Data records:
* BEGIN *

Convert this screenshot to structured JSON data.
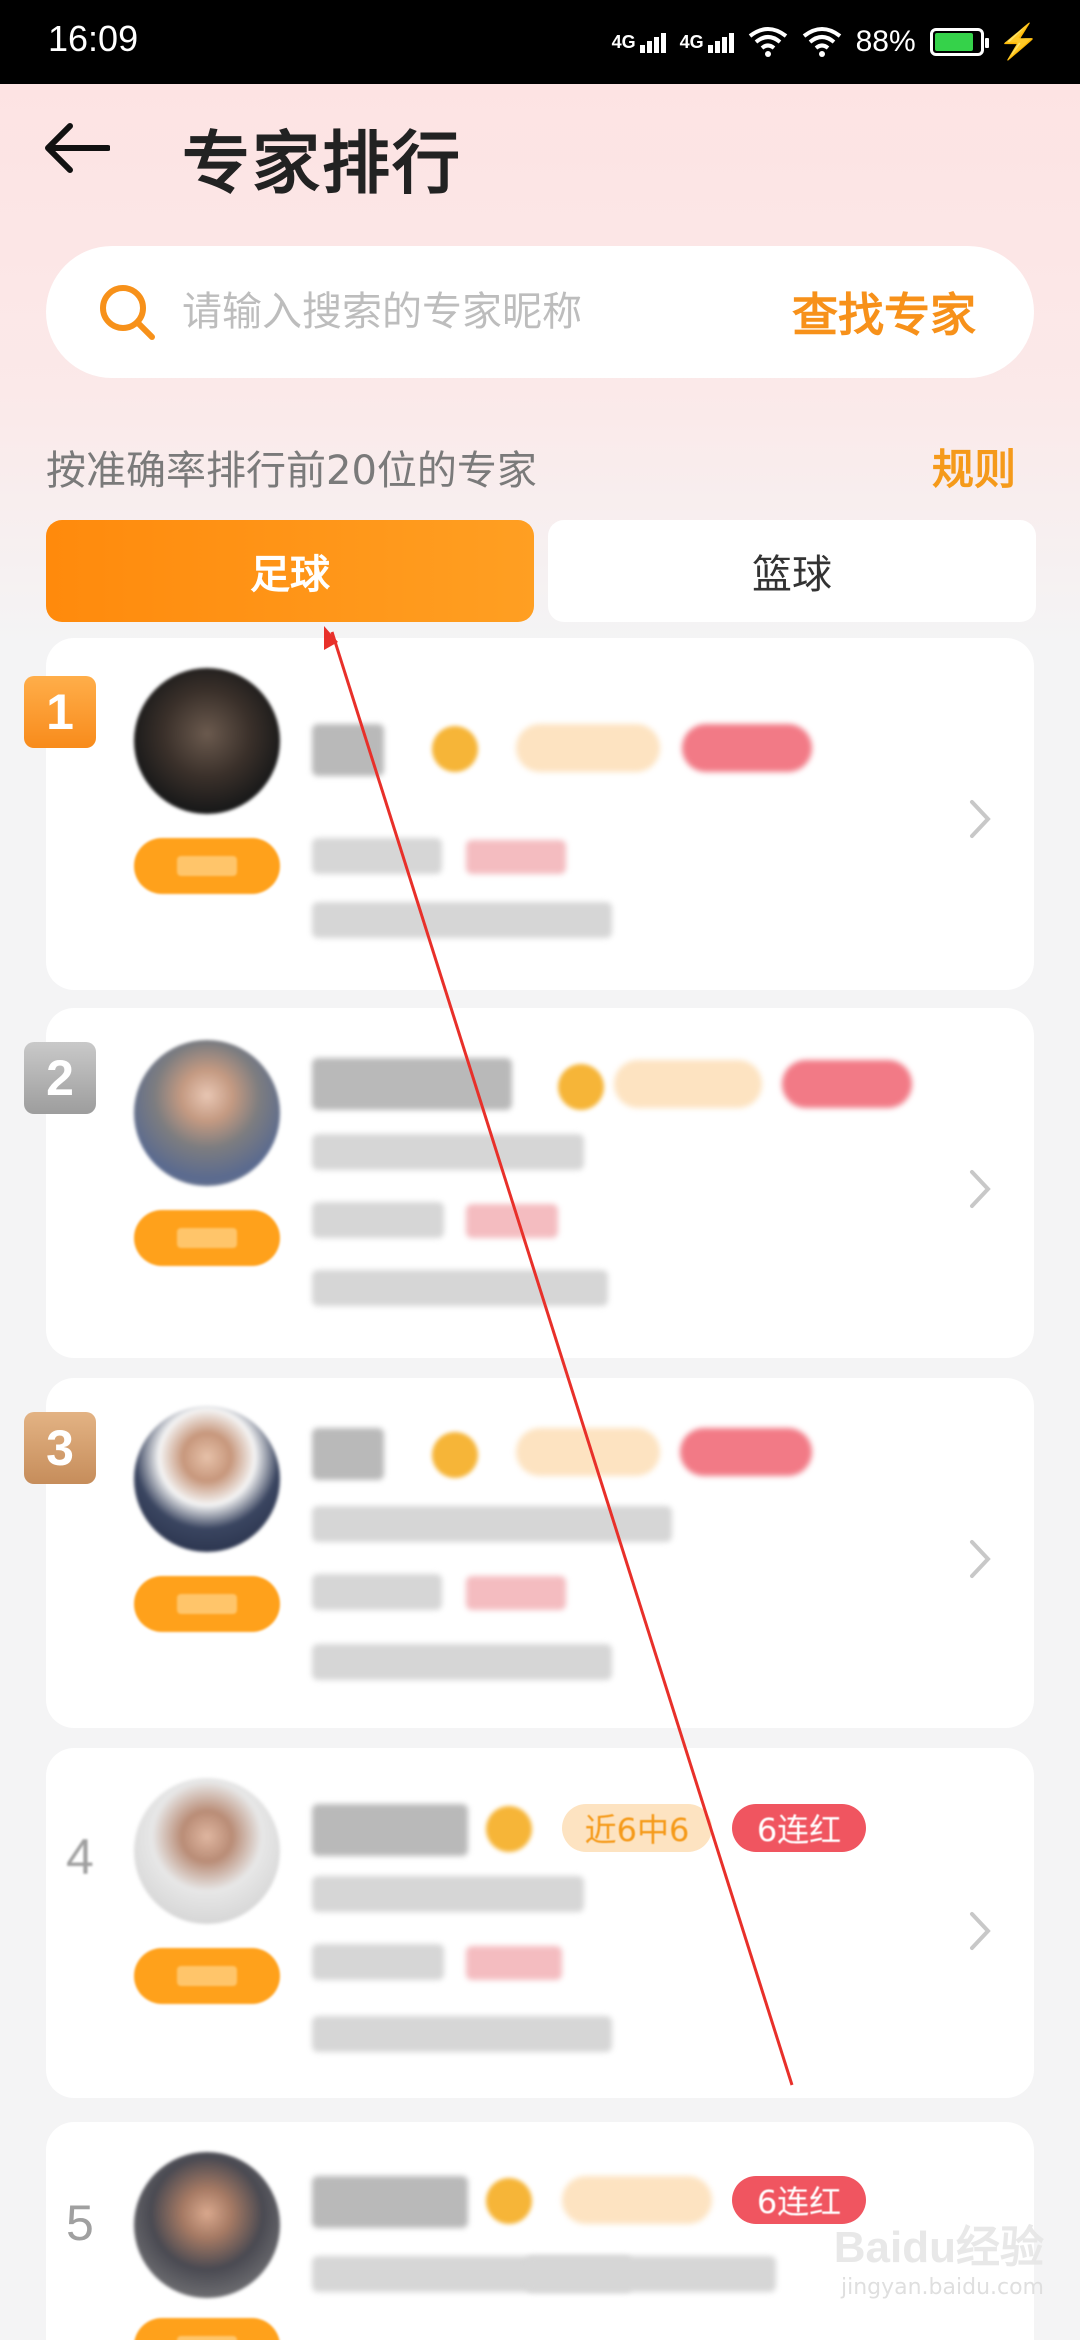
{
  "status_bar": {
    "time": "16:09",
    "network_1": "4G",
    "network_2": "4G",
    "battery": "88%"
  },
  "header": {
    "title": "专家排行"
  },
  "search": {
    "placeholder": "请输入搜索的专家昵称",
    "button_label": "查找专家"
  },
  "section": {
    "subtitle": "按准确率排行前20位的专家",
    "rules_label": "规则"
  },
  "tabs": [
    {
      "label": "足球",
      "active": true
    },
    {
      "label": "篮球",
      "active": false
    }
  ],
  "experts": [
    {
      "rank": "1",
      "tag_streak": "",
      "tag_hot": ""
    },
    {
      "rank": "2",
      "tag_streak": "",
      "tag_hot": ""
    },
    {
      "rank": "3",
      "tag_streak": "",
      "tag_hot": ""
    },
    {
      "rank": "4",
      "tag_streak": "近6中6",
      "tag_hot": "6连红"
    },
    {
      "rank": "5",
      "tag_streak": "",
      "tag_hot": "6连红"
    }
  ],
  "watermark": {
    "main": "Baidu经验",
    "sub": "jingyan.baidu.com"
  },
  "colors": {
    "accent": "#ff8a0c",
    "accent_text": "#f7911a",
    "annotation_arrow": "#e8302a"
  }
}
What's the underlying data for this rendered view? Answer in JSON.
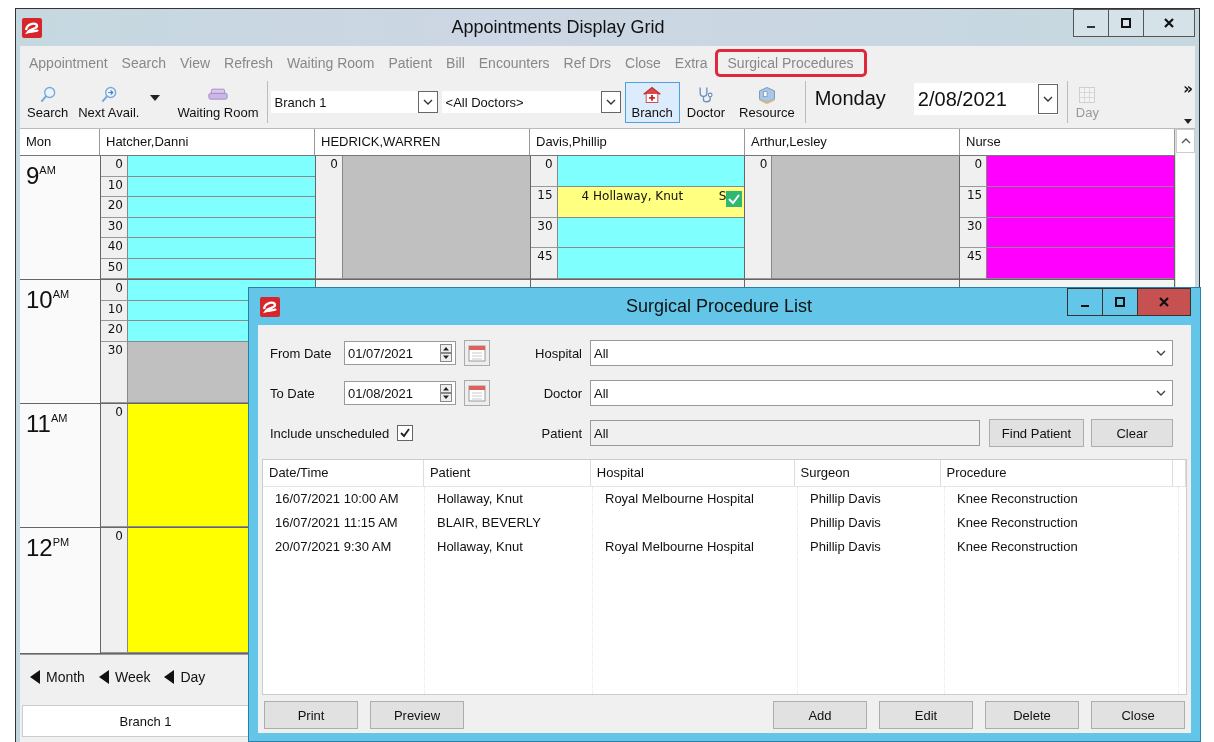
{
  "window": {
    "title": "Appointments Display Grid"
  },
  "menu": [
    {
      "label": "Appointment",
      "highlighted": false
    },
    {
      "label": "Search",
      "highlighted": false
    },
    {
      "label": "View",
      "highlighted": false
    },
    {
      "label": "Refresh",
      "highlighted": false
    },
    {
      "label": "Waiting Room",
      "highlighted": false
    },
    {
      "label": "Patient",
      "highlighted": false
    },
    {
      "label": "Bill",
      "highlighted": false
    },
    {
      "label": "Encounters",
      "highlighted": false
    },
    {
      "label": "Ref Drs",
      "highlighted": false
    },
    {
      "label": "Close",
      "highlighted": false
    },
    {
      "label": "Extra",
      "highlighted": false
    },
    {
      "label": "Surgical Procedures",
      "highlighted": true
    }
  ],
  "toolbar": {
    "search": "Search",
    "next_avail": "Next Avail.",
    "waiting_room": "Waiting Room",
    "branch_select": "Branch 1",
    "doctor_select": "<All Doctors>",
    "view_buttons": [
      {
        "label": "Branch",
        "kind": "branch",
        "selected": true
      },
      {
        "label": "Doctor",
        "kind": "doctor",
        "selected": false
      },
      {
        "label": "Resource",
        "kind": "resource",
        "selected": false
      }
    ],
    "weekday": "Monday",
    "date": "2/08/2021",
    "day_button": {
      "label": "Day",
      "disabled": true
    },
    "overflow": "»"
  },
  "grid": {
    "corner": "Mon",
    "hours": [
      {
        "hour": "9",
        "period": "AM"
      },
      {
        "hour": "10",
        "period": "AM"
      },
      {
        "hour": "11",
        "period": "AM"
      },
      {
        "hour": "12",
        "period": "PM"
      }
    ],
    "columns": [
      {
        "name": "Hatcher,Danni",
        "hours": [
          {
            "slots": [
              {
                "minute": "0",
                "color": "#80ffff"
              },
              {
                "minute": "10",
                "color": "#80ffff"
              },
              {
                "minute": "20",
                "color": "#80ffff"
              },
              {
                "minute": "30",
                "color": "#80ffff"
              },
              {
                "minute": "40",
                "color": "#80ffff"
              },
              {
                "minute": "50",
                "color": "#80ffff"
              }
            ]
          },
          {
            "slots": [
              {
                "minute": "0",
                "color": "#80ffff"
              },
              {
                "minute": "10",
                "color": "#80ffff"
              },
              {
                "minute": "20",
                "color": "#80ffff"
              },
              {
                "minute": "30",
                "color": "#c0c0c0"
              }
            ]
          },
          {
            "slots": [
              {
                "minute": "0",
                "color": "#ffff00"
              }
            ]
          },
          {
            "slots": [
              {
                "minute": "0",
                "color": "#ffff00"
              }
            ]
          }
        ]
      },
      {
        "name": "HEDRICK,WARREN",
        "hours": [
          {
            "slots": [
              {
                "minute": "0",
                "color": "#c0c0c0"
              }
            ]
          }
        ]
      },
      {
        "name": "Davis,Phillip",
        "hours": [
          {
            "slots": [
              {
                "minute": "0",
                "color": "#80ffff"
              },
              {
                "minute": "15",
                "color": "#ffff80",
                "appointment": "4 Hollaway, Knut",
                "status": "S",
                "confirmed": true
              },
              {
                "minute": "30",
                "color": "#80ffff"
              },
              {
                "minute": "45",
                "color": "#80ffff"
              }
            ]
          }
        ]
      },
      {
        "name": "Arthur,Lesley",
        "hours": [
          {
            "slots": [
              {
                "minute": "0",
                "color": "#c0c0c0"
              }
            ]
          }
        ]
      },
      {
        "name": "Nurse",
        "hours": [
          {
            "slots": [
              {
                "minute": "0",
                "color": "#ff00ff"
              },
              {
                "minute": "15",
                "color": "#ff00ff"
              },
              {
                "minute": "30",
                "color": "#ff00ff"
              },
              {
                "minute": "45",
                "color": "#ff00ff"
              }
            ]
          }
        ]
      }
    ]
  },
  "nav": [
    "Month",
    "Week",
    "Day"
  ],
  "tab": "Branch 1",
  "dialog": {
    "title": "Surgical Procedure List",
    "from_date": {
      "label": "From Date",
      "value": "01/07/2021"
    },
    "to_date": {
      "label": "To Date",
      "value": "01/08/2021"
    },
    "include_unscheduled": {
      "label": "Include unscheduled",
      "checked": true
    },
    "hospital": {
      "label": "Hospital",
      "value": "All"
    },
    "doctor": {
      "label": "Doctor",
      "value": "All"
    },
    "patient": {
      "label": "Patient",
      "value": "All"
    },
    "find_patient": "Find Patient",
    "clear": "Clear",
    "table": {
      "columns": [
        "Date/Time",
        "Patient",
        "Hospital",
        "Surgeon",
        "Procedure"
      ],
      "rows": [
        {
          "date_time": "16/07/2021 10:00 AM",
          "patient": "Hollaway, Knut",
          "hospital": "Royal Melbourne Hospital",
          "surgeon": "Phillip Davis",
          "procedure": "Knee Reconstruction"
        },
        {
          "date_time": "16/07/2021 11:15 AM",
          "patient": "BLAIR, BEVERLY",
          "surgeon": "Phillip Davis",
          "procedure": "Knee Reconstruction"
        },
        {
          "date_time": "20/07/2021 9:30 AM",
          "patient": "Hollaway, Knut",
          "hospital": "Royal Melbourne Hospital",
          "surgeon": "Phillip Davis",
          "procedure": "Knee Reconstruction"
        }
      ]
    },
    "buttons_left": [
      "Print",
      "Preview"
    ],
    "buttons_right": [
      "Add",
      "Edit",
      "Delete",
      "Close"
    ]
  }
}
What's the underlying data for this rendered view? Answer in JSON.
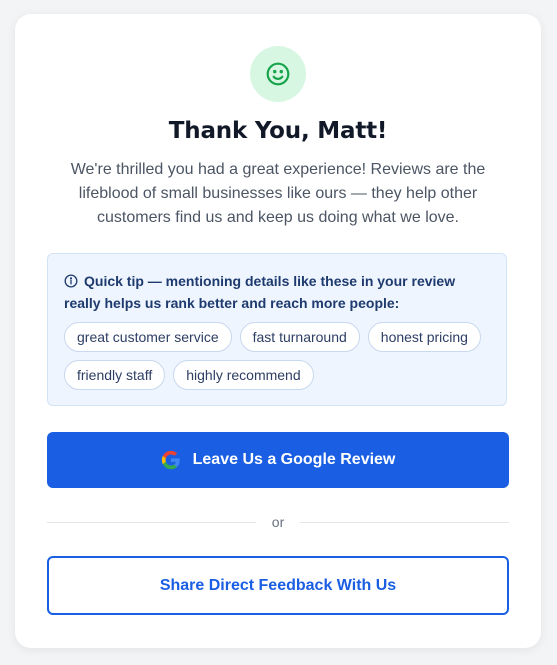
{
  "thanks": {
    "title": "Thank You, Matt!",
    "message": "We're thrilled you had a great experience! Reviews are the lifeblood of small businesses like ours — they help other customers find us and keep us doing what we love."
  },
  "tip": {
    "text": "Quick tip — mentioning details like these in your review really helps us rank better and reach more people:",
    "chips": [
      "great customer service",
      "fast turnaround",
      "honest pricing",
      "friendly staff",
      "highly recommend"
    ]
  },
  "actions": {
    "google_review_label": "Leave Us a Google Review",
    "divider_label": "or",
    "feedback_label": "Share Direct Feedback With Us"
  },
  "colors": {
    "primary": "#1a5fe3",
    "success_bg": "#d7f7e3",
    "success": "#16a34a",
    "tip_bg": "#eef5fe"
  },
  "icons": {
    "header": "smile-icon",
    "tip": "info-icon",
    "google": "google-g-icon"
  }
}
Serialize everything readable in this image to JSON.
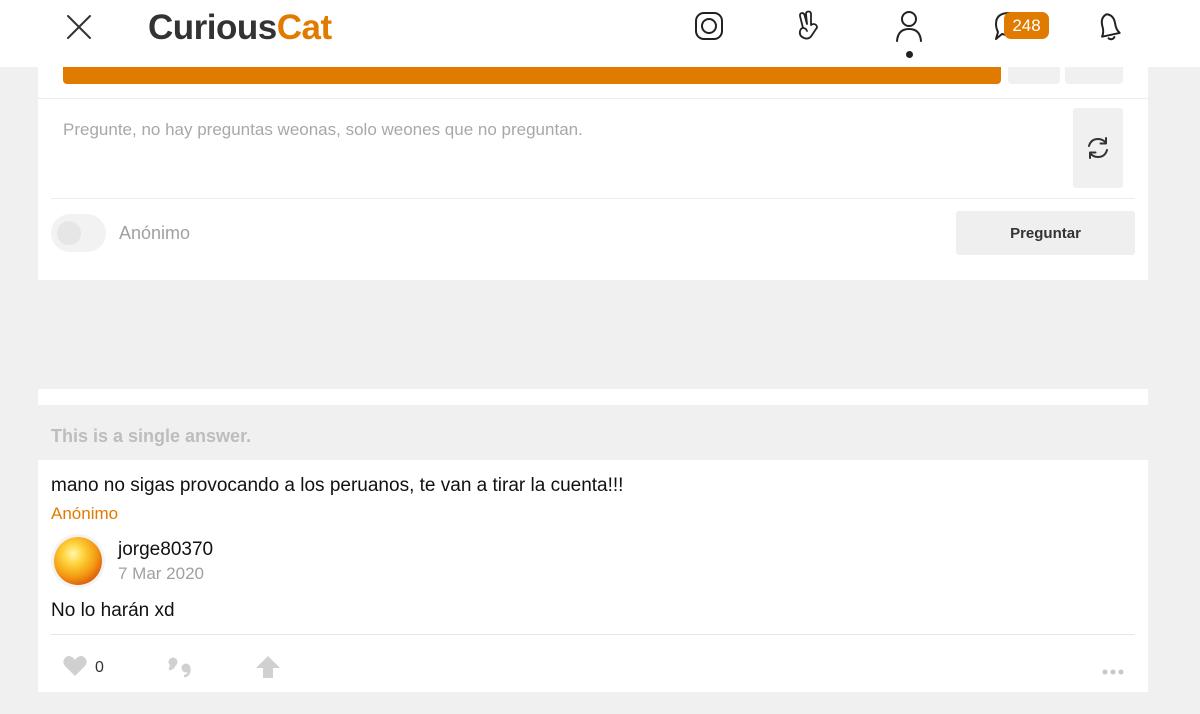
{
  "header": {
    "logo_part1": "Curious",
    "logo_part2": "Cat",
    "notifications_badge": "248",
    "icons": [
      "close-icon",
      "instagram-icon",
      "peace-hand-icon",
      "profile-icon",
      "chat-icon",
      "bell-icon"
    ]
  },
  "ask": {
    "placeholder": "Pregunte, no hay preguntas weonas, solo weones que no preguntan.",
    "anonymous_label": "Anónimo",
    "ask_button_label": "Preguntar"
  },
  "answer_section": {
    "label": "This is a single answer.",
    "question": "mano no sigas provocando a los peruanos, te van a tirar la cuenta!!!",
    "asker": "Anónimo",
    "author": {
      "username": "jorge80370",
      "date": "7 Mar 2020"
    },
    "answer": "No lo harán xd",
    "likes": "0"
  },
  "colors": {
    "accent": "#e07b00",
    "background": "#f0f0f0",
    "card": "#ffffff"
  }
}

* END *

### GIVEN REQUEST
Copy out only the lines beginning at the line with "Serialize everything readable" and ending at the last line of the entries. Keep them exact; drop pictures.

### TASK OUTPUT
Serialize everything readable in this image to JSON.
{
  "header": {
    "logo_part1": "Curious",
    "logo_part2": "Cat",
    "notifications_badge": "248",
    "icons": [
      "close-icon",
      "instagram-icon",
      "peace-hand-icon",
      "profile-icon",
      "chat-icon",
      "bell-icon"
    ]
  },
  "ask": {
    "placeholder": "Pregunte, no hay preguntas weonas, solo weones que no preguntan.",
    "anonymous_label": "Anónimo",
    "ask_button_label": "Preguntar"
  },
  "answer_section": {
    "label": "This is a single answer.",
    "question": "mano no sigas provocando a los peruanos, te van a tirar la cuenta!!!",
    "asker": "Anónimo",
    "author": {
      "username": "jorge80370",
      "date": "7 Mar 2020"
    },
    "answer": "No lo harán xd",
    "likes": "0"
  },
  "colors": {
    "accent": "#e07b00",
    "background": "#f0f0f0",
    "card": "#ffffff"
  }
}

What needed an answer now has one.